Source records.
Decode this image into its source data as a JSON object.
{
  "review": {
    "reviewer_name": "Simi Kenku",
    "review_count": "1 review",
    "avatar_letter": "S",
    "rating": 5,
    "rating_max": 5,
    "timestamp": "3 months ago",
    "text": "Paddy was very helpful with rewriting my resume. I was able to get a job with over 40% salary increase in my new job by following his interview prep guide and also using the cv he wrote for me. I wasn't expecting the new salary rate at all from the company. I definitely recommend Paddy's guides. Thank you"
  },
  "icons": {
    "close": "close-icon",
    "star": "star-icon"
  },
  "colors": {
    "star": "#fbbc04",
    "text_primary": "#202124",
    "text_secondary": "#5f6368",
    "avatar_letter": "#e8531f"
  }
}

Prompt.
Output the records exactly, including every line.

Worked solution.
Decode this image into its source data as a JSON object.
{
  "review": {
    "reviewer_name": "Simi Kenku",
    "review_count": "1 review",
    "avatar_letter": "S",
    "rating": 5,
    "rating_max": 5,
    "timestamp": "3 months ago",
    "text": "Paddy was very helpful with rewriting my resume. I was able to get a job with over 40% salary increase in my new job by following his interview prep guide and also using the cv he wrote for me. I wasn't expecting the new salary rate at all from the company. I definitely recommend Paddy's guides. Thank you"
  },
  "icons": {
    "close": "close-icon",
    "star": "star-icon"
  },
  "colors": {
    "star": "#fbbc04",
    "text_primary": "#202124",
    "text_secondary": "#5f6368",
    "avatar_letter": "#e8531f"
  }
}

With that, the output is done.